Each record below is to be reproduced without any change.
___
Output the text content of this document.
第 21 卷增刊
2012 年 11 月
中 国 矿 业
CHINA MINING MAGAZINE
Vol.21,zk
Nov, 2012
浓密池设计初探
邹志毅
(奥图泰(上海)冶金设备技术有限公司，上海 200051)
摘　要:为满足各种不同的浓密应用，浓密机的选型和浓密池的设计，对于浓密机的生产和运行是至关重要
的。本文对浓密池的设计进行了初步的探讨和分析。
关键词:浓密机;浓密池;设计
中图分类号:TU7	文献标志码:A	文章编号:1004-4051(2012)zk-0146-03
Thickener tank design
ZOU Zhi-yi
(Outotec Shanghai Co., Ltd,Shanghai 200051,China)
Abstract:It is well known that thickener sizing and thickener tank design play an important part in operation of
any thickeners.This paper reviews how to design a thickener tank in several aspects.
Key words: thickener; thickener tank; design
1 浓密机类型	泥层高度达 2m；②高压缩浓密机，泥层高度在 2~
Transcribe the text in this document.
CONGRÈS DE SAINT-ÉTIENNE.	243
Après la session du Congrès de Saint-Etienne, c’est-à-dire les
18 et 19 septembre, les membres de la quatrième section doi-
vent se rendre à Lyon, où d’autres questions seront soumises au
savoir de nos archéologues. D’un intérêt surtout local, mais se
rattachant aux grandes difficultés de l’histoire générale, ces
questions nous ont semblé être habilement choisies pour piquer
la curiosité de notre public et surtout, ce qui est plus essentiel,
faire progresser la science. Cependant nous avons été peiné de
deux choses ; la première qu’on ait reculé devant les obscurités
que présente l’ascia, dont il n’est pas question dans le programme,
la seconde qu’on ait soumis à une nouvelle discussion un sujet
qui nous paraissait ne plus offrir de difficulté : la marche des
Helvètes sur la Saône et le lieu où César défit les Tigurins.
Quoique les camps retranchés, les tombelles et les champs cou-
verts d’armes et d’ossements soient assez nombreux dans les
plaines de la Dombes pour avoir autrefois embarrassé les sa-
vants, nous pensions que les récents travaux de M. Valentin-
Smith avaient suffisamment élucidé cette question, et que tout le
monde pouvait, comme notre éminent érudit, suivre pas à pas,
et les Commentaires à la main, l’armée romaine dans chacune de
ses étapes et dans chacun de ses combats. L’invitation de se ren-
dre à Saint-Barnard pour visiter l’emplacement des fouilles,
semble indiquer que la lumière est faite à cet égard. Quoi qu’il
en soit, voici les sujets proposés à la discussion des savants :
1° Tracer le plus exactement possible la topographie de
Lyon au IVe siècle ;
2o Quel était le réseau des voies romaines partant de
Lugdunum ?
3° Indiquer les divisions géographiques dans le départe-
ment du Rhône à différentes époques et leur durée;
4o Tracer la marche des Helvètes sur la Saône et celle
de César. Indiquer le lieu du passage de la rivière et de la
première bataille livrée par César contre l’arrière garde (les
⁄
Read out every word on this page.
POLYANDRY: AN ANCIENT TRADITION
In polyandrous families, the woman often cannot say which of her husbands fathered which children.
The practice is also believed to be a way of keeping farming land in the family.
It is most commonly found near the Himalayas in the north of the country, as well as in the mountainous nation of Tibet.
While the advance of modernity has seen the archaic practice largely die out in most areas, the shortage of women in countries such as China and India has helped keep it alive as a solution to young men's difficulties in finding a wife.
___
• Final result
Output the text content of this document.
第 21 卷增刊
2012 年 11 月
中 国 矿 业
CHINA MINING MAGAZINE
Vol.21,zk
Nov, 2012
浓密池设计初探
邹志毅
(奥图泰(上海)冶金设备技术有限公司，上海 200051)
摘　要:为满足各种不同的浓密应用，浓密机的选型和浓密池的设计，对于浓密机的生产和运行是至关重要
的。本文对浓密池的设计进行了初步的探讨和分析。
关键词:浓密机;浓密池;设计
中图分类号:TU7	文献标志码:A	文章编号:1004-4051(2012)zk-0146-03
Thickener tank design
ZOU Zhi-yi
(Outotec Shanghai Co., Ltd,Shanghai 200051,China)
Abstract:It is well known that thickener sizing and thickener tank design play an important part in operation of
any thickeners.This paper reviews how to design a thickener tank in several aspects.
Key words: thickener; thickener tank; design
1 浓密机类型	泥层高度达 2m；②高压缩浓密机，泥层高度在 2~
Transcribe the text in this document.
CONGRÈS DE SAINT-ÉTIENNE.	243
Après la session du Congrès de Saint-Etienne, c’est-à-dire les
18 et 19 septembre, les membres de la quatrième section doi-
vent se rendre à Lyon, où d’autres questions seront soumises au
savoir de nos archéologues. D’un intérêt surtout local, mais se
rattachant aux grandes difficultés de l’histoire générale, ces
questions nous ont semblé être habilement choisies pour piquer
la curiosité de notre public et surtout, ce qui est plus essentiel,
faire progresser la science. Cependant nous avons été peiné de
deux choses ; la première qu’on ait reculé devant les obscurités
que présente l’ascia, dont il n’est pas question dans le programme,
la seconde qu’on ait soumis à une nouvelle discussion un sujet
qui nous paraissait ne plus offrir de difficulté : la marche des
Helvètes sur la Saône et le lieu où César défit les Tigurins.
Quoique les camps retranchés, les tombelles et les champs cou-
verts d’armes et d’ossements soient assez nombreux dans les
plaines de la Dombes pour avoir autrefois embarrassé les sa-
vants, nous pensions que les récents travaux de M. Valentin-
Smith avaient suffisamment élucidé cette question, et que tout le
monde pouvait, comme notre éminent érudit, suivre pas à pas,
et les Commentaires à la main, l’armée romaine dans chacune de
ses étapes et dans chacun de ses combats. L’invitation de se ren-
dre à Saint-Barnard pour visiter l’emplacement des fouilles,
semble indiquer que la lumière est faite à cet égard. Quoi qu’il
en soit, voici les sujets proposés à la discussion des savants :
1° Tracer le plus exactement possible la topographie de
Lyon au IVe siècle ;
2o Quel était le réseau des voies romaines partant de
Lugdunum ?
3° Indiquer les divisions géographiques dans le départe-
ment du Rhône à différentes époques et leur durée;
4o Tracer la marche des Helvètes sur la Saône et celle
de César. Indiquer le lieu du passage de la rivière et de la
première bataille livrée par César contre l’arrière garde (les
⁄
Read out every word on this page.
POLYANDRY: AN ANCIENT TRADITION
In polyandrous families, the woman often cannot say which of her husbands fathered which children.
The practice is also believed to be a way of keeping farming land in the family.
It is most commonly found near the Himalayas in the north of the country, as well as in the mountainous nation of Tibet.
While the advance of modernity has seen the archaic practice largely die out in most areas, the shortage of women in countries such as China and India has helped keep it alive as a solution to young men's difficulties in finding a wife.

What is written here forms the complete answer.